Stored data
---------------
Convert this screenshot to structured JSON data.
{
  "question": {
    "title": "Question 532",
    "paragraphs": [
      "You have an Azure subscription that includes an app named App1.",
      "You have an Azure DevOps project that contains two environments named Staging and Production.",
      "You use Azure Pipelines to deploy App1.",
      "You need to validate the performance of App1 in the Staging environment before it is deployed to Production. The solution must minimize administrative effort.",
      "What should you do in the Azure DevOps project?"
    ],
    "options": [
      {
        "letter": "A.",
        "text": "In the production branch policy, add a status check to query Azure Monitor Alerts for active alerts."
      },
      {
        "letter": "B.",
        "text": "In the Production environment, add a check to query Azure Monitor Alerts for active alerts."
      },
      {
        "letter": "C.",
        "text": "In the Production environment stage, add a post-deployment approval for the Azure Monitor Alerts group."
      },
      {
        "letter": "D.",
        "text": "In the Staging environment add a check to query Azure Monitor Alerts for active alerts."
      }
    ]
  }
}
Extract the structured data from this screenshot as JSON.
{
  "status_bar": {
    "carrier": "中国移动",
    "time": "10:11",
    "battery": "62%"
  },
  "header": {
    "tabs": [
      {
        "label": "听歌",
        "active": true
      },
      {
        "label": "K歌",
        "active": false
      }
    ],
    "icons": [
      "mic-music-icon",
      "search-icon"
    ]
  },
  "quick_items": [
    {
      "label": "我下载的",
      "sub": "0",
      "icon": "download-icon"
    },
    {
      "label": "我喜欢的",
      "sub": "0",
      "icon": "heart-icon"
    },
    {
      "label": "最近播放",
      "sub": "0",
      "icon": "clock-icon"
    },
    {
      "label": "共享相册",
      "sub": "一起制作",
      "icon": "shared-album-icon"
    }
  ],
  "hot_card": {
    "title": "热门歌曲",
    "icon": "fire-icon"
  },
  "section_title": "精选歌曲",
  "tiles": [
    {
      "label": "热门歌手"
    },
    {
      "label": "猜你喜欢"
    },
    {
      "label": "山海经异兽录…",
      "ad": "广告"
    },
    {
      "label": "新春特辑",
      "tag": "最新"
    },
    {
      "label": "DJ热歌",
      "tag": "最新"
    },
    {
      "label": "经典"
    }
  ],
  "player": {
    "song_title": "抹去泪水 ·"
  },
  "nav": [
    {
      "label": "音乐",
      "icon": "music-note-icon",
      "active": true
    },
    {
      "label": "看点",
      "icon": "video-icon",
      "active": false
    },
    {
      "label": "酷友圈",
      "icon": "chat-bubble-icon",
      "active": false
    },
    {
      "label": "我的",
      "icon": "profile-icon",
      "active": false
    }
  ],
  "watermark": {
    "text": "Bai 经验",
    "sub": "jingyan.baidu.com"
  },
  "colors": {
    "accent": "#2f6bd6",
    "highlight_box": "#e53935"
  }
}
---------------
● **Direction**: Write the complete data out, exactly as above.

● **The completed task**:
Convert this screenshot to structured JSON data.
{
  "question": {
    "title": "Question 532",
    "paragraphs": [
      "You have an Azure subscription that includes an app named App1.",
      "You have an Azure DevOps project that contains two environments named Staging and Production.",
      "You use Azure Pipelines to deploy App1.",
      "You need to validate the performance of App1 in the Staging environment before it is deployed to Production. The solution must minimize administrative effort.",
      "What should you do in the Azure DevOps project?"
    ],
    "options": [
      {
        "letter": "A.",
        "text": "In the production branch policy, add a status check to query Azure Monitor Alerts for active alerts."
      },
      {
        "letter": "B.",
        "text": "In the Production environment, add a check to query Azure Monitor Alerts for active alerts."
      },
      {
        "letter": "C.",
        "text": "In the Production environment stage, add a post-deployment approval for the Azure Monitor Alerts group."
      },
      {
        "letter": "D.",
        "text": "In the Staging environment add a check to query Azure Monitor Alerts for active alerts."
      }
    ]
  }
}
Extract the structured data from this screenshot as JSON.
{
  "status_bar": {
    "carrier": "中国移动",
    "time": "10:11",
    "battery": "62%"
  },
  "header": {
    "tabs": [
      {
        "label": "听歌",
        "active": true
      },
      {
        "label": "K歌",
        "active": false
      }
    ],
    "icons": [
      "mic-music-icon",
      "search-icon"
    ]
  },
  "quick_items": [
    {
      "label": "我下载的",
      "sub": "0",
      "icon": "download-icon"
    },
    {
      "label": "我喜欢的",
      "sub": "0",
      "icon": "heart-icon"
    },
    {
      "label": "最近播放",
      "sub": "0",
      "icon": "clock-icon"
    },
    {
      "label": "共享相册",
      "sub": "一起制作",
      "icon": "shared-album-icon"
    }
  ],
  "hot_card": {
    "title": "热门歌曲",
    "icon": "fire-icon"
  },
  "section_title": "精选歌曲",
  "tiles": [
    {
      "label": "热门歌手"
    },
    {
      "label": "猜你喜欢"
    },
    {
      "label": "山海经异兽录…",
      "ad": "广告"
    },
    {
      "label": "新春特辑",
      "tag": "最新"
    },
    {
      "label": "DJ热歌",
      "tag": "最新"
    },
    {
      "label": "经典"
    }
  ],
  "player": {
    "song_title": "抹去泪水 ·"
  },
  "nav": [
    {
      "label": "音乐",
      "icon": "music-note-icon",
      "active": true
    },
    {
      "label": "看点",
      "icon": "video-icon",
      "active": false
    },
    {
      "label": "酷友圈",
      "icon": "chat-bubble-icon",
      "active": false
    },
    {
      "label": "我的",
      "icon": "profile-icon",
      "active": false
    }
  ],
  "watermark": {
    "text": "Bai 经验",
    "sub": "jingyan.baidu.com"
  },
  "colors": {
    "accent": "#2f6bd6",
    "highlight_box": "#e53935"
  }
}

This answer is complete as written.